Omit the pictures and extract only the lines from the line containing "Serialize everything readable" to the end of the material, each exactly as written.
--------
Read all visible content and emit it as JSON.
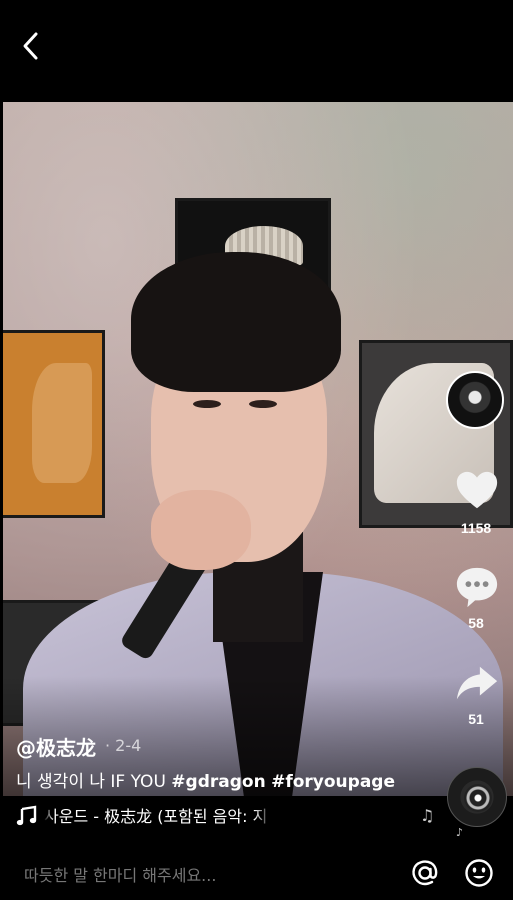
{
  "header": {
    "back_icon": "chevron-left-icon"
  },
  "video": {
    "description": ""
  },
  "actions": {
    "like_count": "1158",
    "comment_count": "58",
    "share_count": "51"
  },
  "post": {
    "username": "@极志龙",
    "date": "· 2-4",
    "caption_text": "니 생각이 나  IF YOU ",
    "hashtags": [
      "#gdragon",
      "#foryoupage"
    ]
  },
  "music": {
    "icon": "music-note-icon",
    "text": "사운드 - 极志龙 (포함된 음악: 지"
  },
  "comment": {
    "placeholder": "따듯한 말 한마디 해주세요..."
  },
  "colors": {
    "background": "#000000",
    "text": "#ffffff",
    "placeholder": "#777777"
  }
}
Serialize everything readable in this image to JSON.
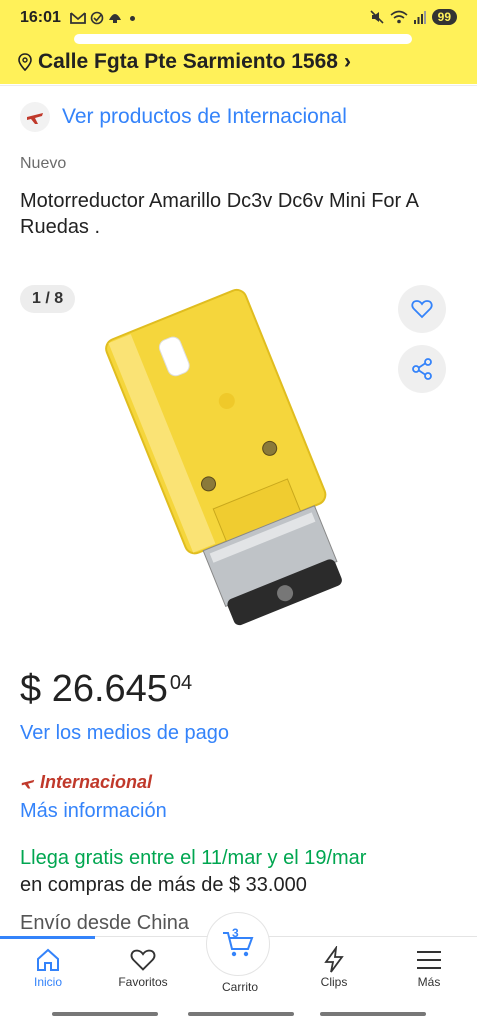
{
  "status_bar": {
    "time": "16:01",
    "battery": "99"
  },
  "header": {
    "address": "Calle Fgta Pte Sarmiento 1568",
    "address_chevron": "›"
  },
  "international_link": {
    "label": "Ver productos de Internacional",
    "icon": "airplane-icon"
  },
  "product": {
    "condition": "Nuevo",
    "title": "Motorreductor Amarillo Dc3v Dc6v Mini For A Ruedas .",
    "image_counter": "1 / 8",
    "price_main": "$ 26.645",
    "price_cents": "04",
    "payment_link": "Ver los medios de pago",
    "intl_badge": "Internacional",
    "more_info": "Más información",
    "shipping": "Llega gratis entre el 11/mar y el 19/mar",
    "shipping_condition": "en compras de más de $ 33.000",
    "ship_from": "Envío desde China"
  },
  "colors": {
    "brand_yellow": "#fff159",
    "link_blue": "#3483fa",
    "free_green": "#00a650",
    "intl_red": "#c0392b"
  },
  "bottom_nav": {
    "items": [
      {
        "label": "Inicio",
        "icon": "home-icon",
        "active": true
      },
      {
        "label": "Favoritos",
        "icon": "heart-icon",
        "active": false
      },
      {
        "label": "Carrito",
        "icon": "cart-icon",
        "active": false,
        "badge": "3"
      },
      {
        "label": "Clips",
        "icon": "lightning-icon",
        "active": false
      },
      {
        "label": "Más",
        "icon": "menu-icon",
        "active": false
      }
    ]
  }
}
--------
# [OUTPUT]
Serialize everything readable in this image to JSON.
{
  "status_bar": {
    "time": "16:01",
    "battery": "99"
  },
  "header": {
    "address": "Calle Fgta Pte Sarmiento 1568",
    "address_chevron": "›"
  },
  "international_link": {
    "label": "Ver productos de Internacional",
    "icon": "airplane-icon"
  },
  "product": {
    "condition": "Nuevo",
    "title": "Motorreductor Amarillo Dc3v Dc6v Mini For A Ruedas .",
    "image_counter": "1 / 8",
    "price_main": "$ 26.645",
    "price_cents": "04",
    "payment_link": "Ver los medios de pago",
    "intl_badge": "Internacional",
    "more_info": "Más información",
    "shipping": "Llega gratis entre el 11/mar y el 19/mar",
    "shipping_condition": "en compras de más de $ 33.000",
    "ship_from": "Envío desde China"
  },
  "colors": {
    "brand_yellow": "#fff159",
    "link_blue": "#3483fa",
    "free_green": "#00a650",
    "intl_red": "#c0392b"
  },
  "bottom_nav": {
    "items": [
      {
        "label": "Inicio",
        "icon": "home-icon",
        "active": true
      },
      {
        "label": "Favoritos",
        "icon": "heart-icon",
        "active": false
      },
      {
        "label": "Carrito",
        "icon": "cart-icon",
        "active": false,
        "badge": "3"
      },
      {
        "label": "Clips",
        "icon": "lightning-icon",
        "active": false
      },
      {
        "label": "Más",
        "icon": "menu-icon",
        "active": false
      }
    ]
  }
}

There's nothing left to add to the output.